Article -
* START *

The gasba flutes are weeping for the dead man in this melody starting at the Kaid’s house where the body has been washed and wrapped in a shroud. The lead flute expresses, with much restraint, the lament and tears of the audience. The body is then carried to the graveyard, accompanied by the whole family.
2 - Hwa Mrabet Dib Chabbi (The Melody of Marabout Dib Chabbi)
Traditional, 4/4 rhythm, ‘harmonic’ minor mode
This melody was made famous by the Debebcha, notably Ali and Brahim Bendebeche. It was played during zerda in Beni Salah. Marabout Dib was so moved by this piece that now it bears his name. Dib was much liked and respected, he loved the gasba flute and was known for his visions. In the beginning of the piece, two flautists play the drone and before the bendirs step in, a dialogue (moudawlai) sets itself up between the lead flute and the fourth flute.
3 - Hwa ‘ajmi Chabbi mab’ouj (altered pentatonic Chabbi melody)
Traditional, 4/4 (with some ternary accents), altered pentatonic, minor mode.
This melody is mostly played at night in Badreddine, during zerda. The lead flute starts in a pentatonic mode ('ajmi) until the bendir drums enter. This is when the mode shifts, with a modulation, to mab’ûj (altered pentatonic), plunging the audience into an antique-sounding world.
4 - Addît ’la ouêd Seybousse (I Was Going by the Seybousse River)
Written by Sheikh Bouragaâ, free metrics, ‘harmonic’ minor mode.
Annaba’s singer Sayfi Mohamed Tahar shows his great vocal power, suppleness and agility. He makes use of appoggiatura and arabesques, his notes of passage are restrained and well defined. The mode, called Rakrouki Souk-Ahrassi, the singer’s tone colour and this style of lamento, all are characteristic of the local traditional highland singers. In this song, Sheikh Bouragâa, one of the region’s traditional song champions, born in Souk-Ahras, describes the despair of a man in love while he walks along wadi Seybousse. He asks the gasba to play its most beautiful tune in order to win back her love. Singers always adapt this type of song to their audience.
5 - Galet Khroubi (She Said Khroubi)

* END *

Task set -
(a) Do the following statements agree with the notes on gasba flute melodies? For each, answer yes or no and quote the words from the notes that decide it. (i) The melody of Marabout Dib Chabbi was played during zerda in Beni Salah. (ii) The altered pentatonic Chabbi melody is mostly played in the morning. (iii) Sheikh Bouragâa was born in Annaba.
(b) Reproduce everything in the notes on gasba flute melodies from "Traditional, 4/4 rhythm, ‘harmonic’" down to "the fourth flute.".

Supplied records -

* START *

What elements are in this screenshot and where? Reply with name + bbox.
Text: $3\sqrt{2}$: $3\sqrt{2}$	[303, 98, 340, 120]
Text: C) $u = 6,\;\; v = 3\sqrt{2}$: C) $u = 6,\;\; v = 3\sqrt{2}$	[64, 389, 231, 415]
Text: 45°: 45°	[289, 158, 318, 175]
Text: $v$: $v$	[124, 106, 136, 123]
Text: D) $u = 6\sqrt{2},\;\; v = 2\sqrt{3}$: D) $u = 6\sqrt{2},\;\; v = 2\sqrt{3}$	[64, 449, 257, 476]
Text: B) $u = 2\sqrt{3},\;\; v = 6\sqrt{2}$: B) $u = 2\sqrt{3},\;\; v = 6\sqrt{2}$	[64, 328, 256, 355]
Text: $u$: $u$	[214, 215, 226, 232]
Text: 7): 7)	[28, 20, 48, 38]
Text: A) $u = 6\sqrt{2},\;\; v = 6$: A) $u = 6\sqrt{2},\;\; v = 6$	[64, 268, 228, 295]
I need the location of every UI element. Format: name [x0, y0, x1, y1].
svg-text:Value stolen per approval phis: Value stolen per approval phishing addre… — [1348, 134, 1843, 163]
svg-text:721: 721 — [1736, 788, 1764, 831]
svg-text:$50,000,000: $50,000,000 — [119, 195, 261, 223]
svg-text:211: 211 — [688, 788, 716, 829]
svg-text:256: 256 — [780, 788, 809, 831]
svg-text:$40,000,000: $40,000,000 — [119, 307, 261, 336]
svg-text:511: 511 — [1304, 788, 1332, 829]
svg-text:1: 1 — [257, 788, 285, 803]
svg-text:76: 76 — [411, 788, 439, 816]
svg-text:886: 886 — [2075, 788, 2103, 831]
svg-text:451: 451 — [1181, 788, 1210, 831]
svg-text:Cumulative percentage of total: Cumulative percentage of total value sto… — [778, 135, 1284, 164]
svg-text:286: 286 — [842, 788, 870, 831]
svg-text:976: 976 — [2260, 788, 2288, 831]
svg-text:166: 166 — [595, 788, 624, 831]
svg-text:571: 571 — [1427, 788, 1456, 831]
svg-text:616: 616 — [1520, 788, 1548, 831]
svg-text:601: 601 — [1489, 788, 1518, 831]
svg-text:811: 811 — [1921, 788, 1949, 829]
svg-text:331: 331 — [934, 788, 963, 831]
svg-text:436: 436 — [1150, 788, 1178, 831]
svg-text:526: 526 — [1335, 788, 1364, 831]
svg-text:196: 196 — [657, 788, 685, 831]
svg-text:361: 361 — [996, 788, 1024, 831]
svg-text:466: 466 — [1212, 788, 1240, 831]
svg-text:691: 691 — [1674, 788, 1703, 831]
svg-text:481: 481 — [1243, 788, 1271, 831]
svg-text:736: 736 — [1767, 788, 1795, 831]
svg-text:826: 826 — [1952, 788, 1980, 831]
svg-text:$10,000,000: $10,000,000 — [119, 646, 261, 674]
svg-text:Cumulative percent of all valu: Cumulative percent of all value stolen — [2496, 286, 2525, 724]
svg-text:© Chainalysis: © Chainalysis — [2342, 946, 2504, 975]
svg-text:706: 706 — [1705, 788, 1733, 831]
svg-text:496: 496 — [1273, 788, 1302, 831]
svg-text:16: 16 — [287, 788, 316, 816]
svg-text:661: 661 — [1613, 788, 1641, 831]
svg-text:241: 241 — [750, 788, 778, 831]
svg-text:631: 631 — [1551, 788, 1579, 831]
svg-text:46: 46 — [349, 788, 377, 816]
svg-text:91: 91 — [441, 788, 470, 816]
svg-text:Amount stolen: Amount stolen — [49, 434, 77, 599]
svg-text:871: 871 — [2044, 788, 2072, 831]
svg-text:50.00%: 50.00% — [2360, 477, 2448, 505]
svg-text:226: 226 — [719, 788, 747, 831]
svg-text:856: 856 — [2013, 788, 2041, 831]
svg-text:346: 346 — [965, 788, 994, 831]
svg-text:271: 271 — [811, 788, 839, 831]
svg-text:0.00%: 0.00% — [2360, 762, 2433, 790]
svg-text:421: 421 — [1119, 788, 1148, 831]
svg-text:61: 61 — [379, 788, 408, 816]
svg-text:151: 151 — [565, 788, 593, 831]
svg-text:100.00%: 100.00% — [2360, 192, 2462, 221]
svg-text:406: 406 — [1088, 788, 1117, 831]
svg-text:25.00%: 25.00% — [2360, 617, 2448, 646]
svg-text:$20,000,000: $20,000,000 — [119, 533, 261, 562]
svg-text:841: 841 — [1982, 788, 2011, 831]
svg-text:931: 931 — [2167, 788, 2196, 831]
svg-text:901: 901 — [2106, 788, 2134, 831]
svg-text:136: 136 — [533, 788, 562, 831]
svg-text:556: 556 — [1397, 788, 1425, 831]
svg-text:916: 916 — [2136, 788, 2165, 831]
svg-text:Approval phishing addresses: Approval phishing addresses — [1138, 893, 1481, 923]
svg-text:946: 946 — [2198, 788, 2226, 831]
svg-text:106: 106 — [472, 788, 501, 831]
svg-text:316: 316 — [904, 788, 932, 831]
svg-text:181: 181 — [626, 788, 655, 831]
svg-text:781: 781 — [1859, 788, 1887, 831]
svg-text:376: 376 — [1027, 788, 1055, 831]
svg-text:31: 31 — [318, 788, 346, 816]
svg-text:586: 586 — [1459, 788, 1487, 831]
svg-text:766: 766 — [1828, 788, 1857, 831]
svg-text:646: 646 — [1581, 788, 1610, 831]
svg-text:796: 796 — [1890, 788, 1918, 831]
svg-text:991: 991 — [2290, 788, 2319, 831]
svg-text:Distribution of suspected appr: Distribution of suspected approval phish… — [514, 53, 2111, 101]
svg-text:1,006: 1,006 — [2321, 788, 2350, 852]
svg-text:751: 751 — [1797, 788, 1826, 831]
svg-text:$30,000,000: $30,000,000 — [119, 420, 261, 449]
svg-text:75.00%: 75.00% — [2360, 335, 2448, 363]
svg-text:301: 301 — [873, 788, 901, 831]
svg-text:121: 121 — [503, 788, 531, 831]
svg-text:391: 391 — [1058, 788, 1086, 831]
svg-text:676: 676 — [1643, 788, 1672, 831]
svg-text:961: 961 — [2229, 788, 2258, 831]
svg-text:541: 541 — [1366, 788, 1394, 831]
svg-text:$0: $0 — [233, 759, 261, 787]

* END *

Written answers -
(a)
(i) Yes: "It was played during zerda in Beni Salah."
(ii) No: "This melody is mostly played at night in Badreddine, during zerda."
(iii) No: "born in Souk-Ahras"

(b)
Traditional, 4/4 rhythm, ‘harmonic’ minor mode
This melody was made famous by the Debebcha, notably Ali and Brahim Bendebeche. It was played during zerda in Beni Salah. Marabout Dib was so moved by this piece that now it bears his name. Dib was much liked and respected, he loved the gasba flute and was known for his visions. In the beginning of the piece, two flautists play the drone and before the bendirs step in, a dialogue (moudawlai) sets itself up between the lead flute and the fourth flute.